[Work to complete]
The lines wanted are those in the data below that include "study".

[Data for this exercise]
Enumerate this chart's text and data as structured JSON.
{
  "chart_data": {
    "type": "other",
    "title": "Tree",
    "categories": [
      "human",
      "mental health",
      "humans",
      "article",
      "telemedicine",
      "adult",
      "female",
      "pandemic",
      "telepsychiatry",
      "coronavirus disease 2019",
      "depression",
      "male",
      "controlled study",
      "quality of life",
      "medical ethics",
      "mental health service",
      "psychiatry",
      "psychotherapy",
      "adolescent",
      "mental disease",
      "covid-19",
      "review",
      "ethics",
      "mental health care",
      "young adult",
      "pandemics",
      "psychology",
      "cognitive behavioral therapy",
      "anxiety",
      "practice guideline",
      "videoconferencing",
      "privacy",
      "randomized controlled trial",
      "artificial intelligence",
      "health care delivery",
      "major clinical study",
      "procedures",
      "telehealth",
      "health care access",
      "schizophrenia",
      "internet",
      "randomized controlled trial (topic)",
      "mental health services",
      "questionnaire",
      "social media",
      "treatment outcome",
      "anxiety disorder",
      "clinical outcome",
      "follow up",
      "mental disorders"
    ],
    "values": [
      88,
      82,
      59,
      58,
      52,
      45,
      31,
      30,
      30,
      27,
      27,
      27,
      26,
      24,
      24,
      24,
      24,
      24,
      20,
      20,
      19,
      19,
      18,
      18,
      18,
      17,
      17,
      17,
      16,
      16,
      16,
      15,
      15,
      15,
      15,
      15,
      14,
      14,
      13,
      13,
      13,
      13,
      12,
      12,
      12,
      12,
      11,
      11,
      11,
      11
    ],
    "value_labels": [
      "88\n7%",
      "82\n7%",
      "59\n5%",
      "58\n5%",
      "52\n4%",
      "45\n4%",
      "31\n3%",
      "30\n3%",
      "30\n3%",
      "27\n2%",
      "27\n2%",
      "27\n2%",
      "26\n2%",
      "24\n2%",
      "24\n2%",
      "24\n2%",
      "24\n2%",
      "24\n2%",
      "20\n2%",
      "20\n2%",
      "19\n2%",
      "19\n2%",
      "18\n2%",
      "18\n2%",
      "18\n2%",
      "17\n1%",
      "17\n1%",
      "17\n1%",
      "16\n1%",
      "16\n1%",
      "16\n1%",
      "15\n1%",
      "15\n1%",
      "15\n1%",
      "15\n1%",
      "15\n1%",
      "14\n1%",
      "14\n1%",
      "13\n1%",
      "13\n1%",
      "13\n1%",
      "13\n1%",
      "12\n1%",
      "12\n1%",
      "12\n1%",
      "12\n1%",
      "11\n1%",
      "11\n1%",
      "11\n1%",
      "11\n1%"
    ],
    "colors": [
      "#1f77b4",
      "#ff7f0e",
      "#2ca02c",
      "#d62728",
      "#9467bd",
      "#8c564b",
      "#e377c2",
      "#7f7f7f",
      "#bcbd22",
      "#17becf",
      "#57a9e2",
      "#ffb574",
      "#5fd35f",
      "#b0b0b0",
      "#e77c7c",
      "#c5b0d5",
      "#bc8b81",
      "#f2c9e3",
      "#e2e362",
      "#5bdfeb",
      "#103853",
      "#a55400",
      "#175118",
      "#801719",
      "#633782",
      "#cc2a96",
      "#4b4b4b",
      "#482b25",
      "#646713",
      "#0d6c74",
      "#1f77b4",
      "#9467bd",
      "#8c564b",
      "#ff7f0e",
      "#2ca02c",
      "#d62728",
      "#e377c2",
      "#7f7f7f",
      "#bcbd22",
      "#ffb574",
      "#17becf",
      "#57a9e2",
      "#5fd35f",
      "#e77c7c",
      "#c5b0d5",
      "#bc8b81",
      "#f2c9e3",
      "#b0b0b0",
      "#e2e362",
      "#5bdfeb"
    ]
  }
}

[Response below]
      "controlled study",
      "major clinical study",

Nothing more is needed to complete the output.